* _Dataset content_
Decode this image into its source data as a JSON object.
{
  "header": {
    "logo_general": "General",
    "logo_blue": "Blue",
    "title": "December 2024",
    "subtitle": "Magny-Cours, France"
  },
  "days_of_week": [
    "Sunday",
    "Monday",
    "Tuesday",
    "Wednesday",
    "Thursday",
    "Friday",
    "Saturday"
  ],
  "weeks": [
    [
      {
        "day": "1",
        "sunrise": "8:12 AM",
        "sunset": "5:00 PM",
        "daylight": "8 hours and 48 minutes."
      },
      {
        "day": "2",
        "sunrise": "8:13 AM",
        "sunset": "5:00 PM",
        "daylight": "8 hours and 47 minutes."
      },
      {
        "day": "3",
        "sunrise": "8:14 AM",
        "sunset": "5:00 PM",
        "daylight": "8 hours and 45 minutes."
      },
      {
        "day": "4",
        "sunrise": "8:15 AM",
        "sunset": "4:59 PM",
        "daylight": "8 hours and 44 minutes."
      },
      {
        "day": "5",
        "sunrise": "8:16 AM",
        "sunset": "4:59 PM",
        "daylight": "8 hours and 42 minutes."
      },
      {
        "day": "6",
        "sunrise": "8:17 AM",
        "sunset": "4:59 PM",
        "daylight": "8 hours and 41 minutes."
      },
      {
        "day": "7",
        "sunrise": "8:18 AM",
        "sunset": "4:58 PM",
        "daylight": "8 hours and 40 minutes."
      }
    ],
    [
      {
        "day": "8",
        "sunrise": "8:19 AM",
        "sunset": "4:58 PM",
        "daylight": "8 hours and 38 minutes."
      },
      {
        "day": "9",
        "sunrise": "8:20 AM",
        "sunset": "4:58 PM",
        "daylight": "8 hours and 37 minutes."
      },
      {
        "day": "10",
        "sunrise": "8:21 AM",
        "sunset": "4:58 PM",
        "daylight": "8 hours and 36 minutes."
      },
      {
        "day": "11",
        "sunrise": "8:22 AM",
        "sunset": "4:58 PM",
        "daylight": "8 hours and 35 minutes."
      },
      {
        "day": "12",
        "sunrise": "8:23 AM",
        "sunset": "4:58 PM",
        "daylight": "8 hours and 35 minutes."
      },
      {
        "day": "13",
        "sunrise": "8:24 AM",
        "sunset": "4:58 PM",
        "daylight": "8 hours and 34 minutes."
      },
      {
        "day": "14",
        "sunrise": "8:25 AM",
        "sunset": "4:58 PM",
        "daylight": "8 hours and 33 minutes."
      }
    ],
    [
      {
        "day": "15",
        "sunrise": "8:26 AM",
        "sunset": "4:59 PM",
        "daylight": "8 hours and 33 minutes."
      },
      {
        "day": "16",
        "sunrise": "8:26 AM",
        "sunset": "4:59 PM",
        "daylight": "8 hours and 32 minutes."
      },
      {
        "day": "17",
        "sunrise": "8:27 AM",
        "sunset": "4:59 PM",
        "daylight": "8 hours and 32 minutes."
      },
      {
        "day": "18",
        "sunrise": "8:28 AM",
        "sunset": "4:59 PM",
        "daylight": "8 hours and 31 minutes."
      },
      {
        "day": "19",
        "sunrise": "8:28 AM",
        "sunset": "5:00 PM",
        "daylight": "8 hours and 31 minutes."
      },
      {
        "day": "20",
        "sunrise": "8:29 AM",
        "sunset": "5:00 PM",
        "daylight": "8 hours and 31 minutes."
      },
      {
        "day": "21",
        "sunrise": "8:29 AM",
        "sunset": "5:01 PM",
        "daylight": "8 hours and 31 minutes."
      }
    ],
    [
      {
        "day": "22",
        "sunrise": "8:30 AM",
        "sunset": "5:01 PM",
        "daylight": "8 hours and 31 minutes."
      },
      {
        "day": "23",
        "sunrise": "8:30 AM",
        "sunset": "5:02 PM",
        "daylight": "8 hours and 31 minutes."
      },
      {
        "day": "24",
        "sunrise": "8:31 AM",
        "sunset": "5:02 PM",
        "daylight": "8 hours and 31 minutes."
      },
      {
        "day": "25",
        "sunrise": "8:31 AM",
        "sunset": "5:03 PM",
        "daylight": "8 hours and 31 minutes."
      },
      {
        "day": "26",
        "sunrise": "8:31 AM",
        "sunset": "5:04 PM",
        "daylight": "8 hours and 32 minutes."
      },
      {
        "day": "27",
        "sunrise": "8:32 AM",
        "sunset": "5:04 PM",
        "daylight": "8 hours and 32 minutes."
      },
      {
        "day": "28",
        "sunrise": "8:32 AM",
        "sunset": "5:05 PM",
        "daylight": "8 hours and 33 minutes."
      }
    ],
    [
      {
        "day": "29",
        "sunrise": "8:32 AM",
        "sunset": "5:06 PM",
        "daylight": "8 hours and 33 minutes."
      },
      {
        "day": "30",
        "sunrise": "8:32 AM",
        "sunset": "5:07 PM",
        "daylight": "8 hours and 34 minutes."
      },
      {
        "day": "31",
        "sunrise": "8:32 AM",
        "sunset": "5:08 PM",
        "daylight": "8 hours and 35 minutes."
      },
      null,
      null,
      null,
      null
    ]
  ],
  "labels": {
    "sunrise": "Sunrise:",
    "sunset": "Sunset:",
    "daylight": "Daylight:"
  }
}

* _Task to carry out_
Copy the entries above exactly, leaving none out.

* _Solution to this task_
Decode this image into its source data as a JSON object.
{
  "header": {
    "logo_general": "General",
    "logo_blue": "Blue",
    "title": "December 2024",
    "subtitle": "Magny-Cours, France"
  },
  "days_of_week": [
    "Sunday",
    "Monday",
    "Tuesday",
    "Wednesday",
    "Thursday",
    "Friday",
    "Saturday"
  ],
  "weeks": [
    [
      {
        "day": "1",
        "sunrise": "8:12 AM",
        "sunset": "5:00 PM",
        "daylight": "8 hours and 48 minutes."
      },
      {
        "day": "2",
        "sunrise": "8:13 AM",
        "sunset": "5:00 PM",
        "daylight": "8 hours and 47 minutes."
      },
      {
        "day": "3",
        "sunrise": "8:14 AM",
        "sunset": "5:00 PM",
        "daylight": "8 hours and 45 minutes."
      },
      {
        "day": "4",
        "sunrise": "8:15 AM",
        "sunset": "4:59 PM",
        "daylight": "8 hours and 44 minutes."
      },
      {
        "day": "5",
        "sunrise": "8:16 AM",
        "sunset": "4:59 PM",
        "daylight": "8 hours and 42 minutes."
      },
      {
        "day": "6",
        "sunrise": "8:17 AM",
        "sunset": "4:59 PM",
        "daylight": "8 hours and 41 minutes."
      },
      {
        "day": "7",
        "sunrise": "8:18 AM",
        "sunset": "4:58 PM",
        "daylight": "8 hours and 40 minutes."
      }
    ],
    [
      {
        "day": "8",
        "sunrise": "8:19 AM",
        "sunset": "4:58 PM",
        "daylight": "8 hours and 38 minutes."
      },
      {
        "day": "9",
        "sunrise": "8:20 AM",
        "sunset": "4:58 PM",
        "daylight": "8 hours and 37 minutes."
      },
      {
        "day": "10",
        "sunrise": "8:21 AM",
        "sunset": "4:58 PM",
        "daylight": "8 hours and 36 minutes."
      },
      {
        "day": "11",
        "sunrise": "8:22 AM",
        "sunset": "4:58 PM",
        "daylight": "8 hours and 35 minutes."
      },
      {
        "day": "12",
        "sunrise": "8:23 AM",
        "sunset": "4:58 PM",
        "daylight": "8 hours and 35 minutes."
      },
      {
        "day": "13",
        "sunrise": "8:24 AM",
        "sunset": "4:58 PM",
        "daylight": "8 hours and 34 minutes."
      },
      {
        "day": "14",
        "sunrise": "8:25 AM",
        "sunset": "4:58 PM",
        "daylight": "8 hours and 33 minutes."
      }
    ],
    [
      {
        "day": "15",
        "sunrise": "8:26 AM",
        "sunset": "4:59 PM",
        "daylight": "8 hours and 33 minutes."
      },
      {
        "day": "16",
        "sunrise": "8:26 AM",
        "sunset": "4:59 PM",
        "daylight": "8 hours and 32 minutes."
      },
      {
        "day": "17",
        "sunrise": "8:27 AM",
        "sunset": "4:59 PM",
        "daylight": "8 hours and 32 minutes."
      },
      {
        "day": "18",
        "sunrise": "8:28 AM",
        "sunset": "4:59 PM",
        "daylight": "8 hours and 31 minutes."
      },
      {
        "day": "19",
        "sunrise": "8:28 AM",
        "sunset": "5:00 PM",
        "daylight": "8 hours and 31 minutes."
      },
      {
        "day": "20",
        "sunrise": "8:29 AM",
        "sunset": "5:00 PM",
        "daylight": "8 hours and 31 minutes."
      },
      {
        "day": "21",
        "sunrise": "8:29 AM",
        "sunset": "5:01 PM",
        "daylight": "8 hours and 31 minutes."
      }
    ],
    [
      {
        "day": "22",
        "sunrise": "8:30 AM",
        "sunset": "5:01 PM",
        "daylight": "8 hours and 31 minutes."
      },
      {
        "day": "23",
        "sunrise": "8:30 AM",
        "sunset": "5:02 PM",
        "daylight": "8 hours and 31 minutes."
      },
      {
        "day": "24",
        "sunrise": "8:31 AM",
        "sunset": "5:02 PM",
        "daylight": "8 hours and 31 minutes."
      },
      {
        "day": "25",
        "sunrise": "8:31 AM",
        "sunset": "5:03 PM",
        "daylight": "8 hours and 31 minutes."
      },
      {
        "day": "26",
        "sunrise": "8:31 AM",
        "sunset": "5:04 PM",
        "daylight": "8 hours and 32 minutes."
      },
      {
        "day": "27",
        "sunrise": "8:32 AM",
        "sunset": "5:04 PM",
        "daylight": "8 hours and 32 minutes."
      },
      {
        "day": "28",
        "sunrise": "8:32 AM",
        "sunset": "5:05 PM",
        "daylight": "8 hours and 33 minutes."
      }
    ],
    [
      {
        "day": "29",
        "sunrise": "8:32 AM",
        "sunset": "5:06 PM",
        "daylight": "8 hours and 33 minutes."
      },
      {
        "day": "30",
        "sunrise": "8:32 AM",
        "sunset": "5:07 PM",
        "daylight": "8 hours and 34 minutes."
      },
      {
        "day": "31",
        "sunrise": "8:32 AM",
        "sunset": "5:08 PM",
        "daylight": "8 hours and 35 minutes."
      },
      null,
      null,
      null,
      null
    ]
  ],
  "labels": {
    "sunrise": "Sunrise:",
    "sunset": "Sunset:",
    "daylight": "Daylight:"
  }
}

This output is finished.